[DESCRIPTION OF THE TASK]: In the entries below, find the lines that contain the word "pylore" and copy them.

Stored entries:
################
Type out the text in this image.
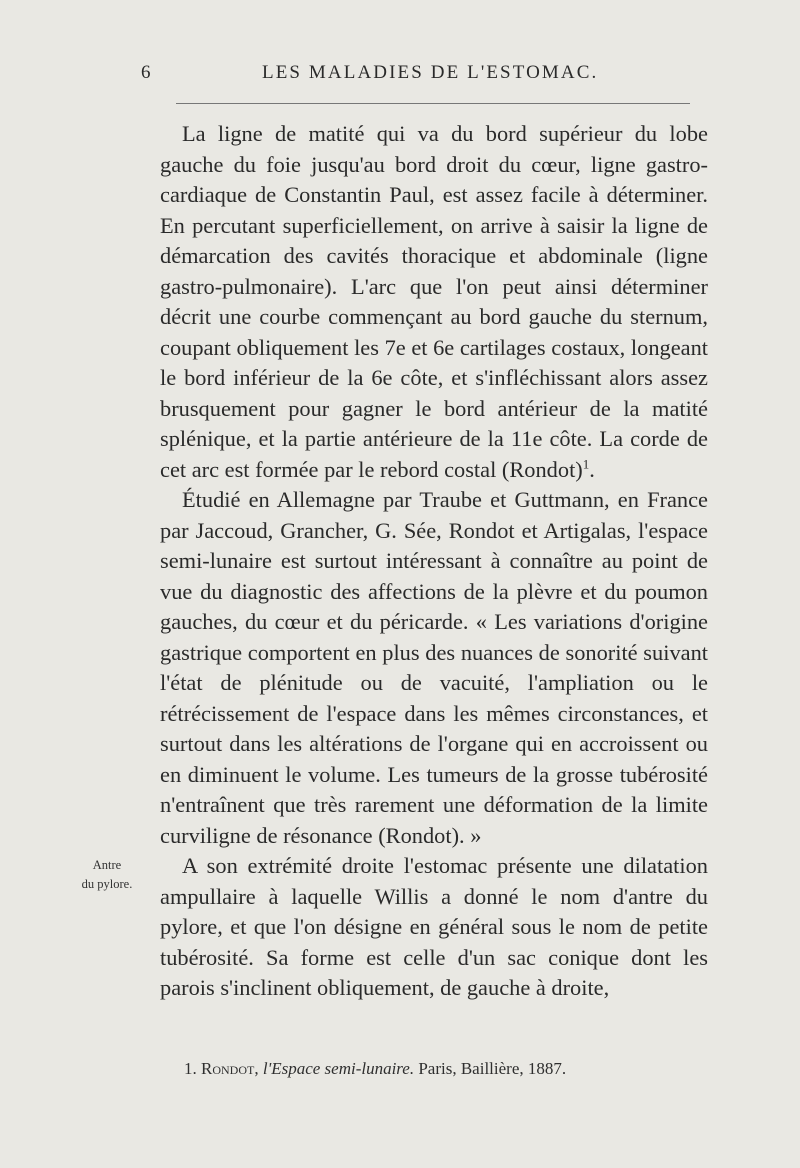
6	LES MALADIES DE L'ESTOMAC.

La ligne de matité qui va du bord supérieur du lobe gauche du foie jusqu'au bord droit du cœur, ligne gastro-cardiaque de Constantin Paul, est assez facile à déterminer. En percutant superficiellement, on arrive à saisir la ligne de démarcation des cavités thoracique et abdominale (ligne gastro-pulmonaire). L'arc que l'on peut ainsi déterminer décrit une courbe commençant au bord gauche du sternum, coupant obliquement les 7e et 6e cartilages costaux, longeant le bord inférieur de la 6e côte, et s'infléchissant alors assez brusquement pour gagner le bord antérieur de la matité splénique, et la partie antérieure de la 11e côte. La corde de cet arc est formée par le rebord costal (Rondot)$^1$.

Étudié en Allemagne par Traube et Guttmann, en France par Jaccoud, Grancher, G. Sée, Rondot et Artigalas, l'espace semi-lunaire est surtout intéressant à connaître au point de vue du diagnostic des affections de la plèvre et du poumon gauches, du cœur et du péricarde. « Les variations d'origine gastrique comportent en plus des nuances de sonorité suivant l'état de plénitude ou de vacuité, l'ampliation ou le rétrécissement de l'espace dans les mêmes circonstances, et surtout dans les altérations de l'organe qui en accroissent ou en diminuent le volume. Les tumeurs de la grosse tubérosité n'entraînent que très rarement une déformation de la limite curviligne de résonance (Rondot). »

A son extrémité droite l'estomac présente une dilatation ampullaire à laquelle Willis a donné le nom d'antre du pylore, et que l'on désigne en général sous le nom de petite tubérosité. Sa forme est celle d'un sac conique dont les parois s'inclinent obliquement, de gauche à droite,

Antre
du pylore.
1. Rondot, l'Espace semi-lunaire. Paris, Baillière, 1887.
################
[SOLVED EXERCISE]:
A son extrémité droite l'estomac présente une dilatation ampullaire à laquelle Willis a donné le nom d'antre du pylore, et que l'on désigne en général sous le nom de petite tubérosité. Sa forme est celle d'un sac conique dont les parois s'inclinent obliquement, de gauche à droite,
du pylore.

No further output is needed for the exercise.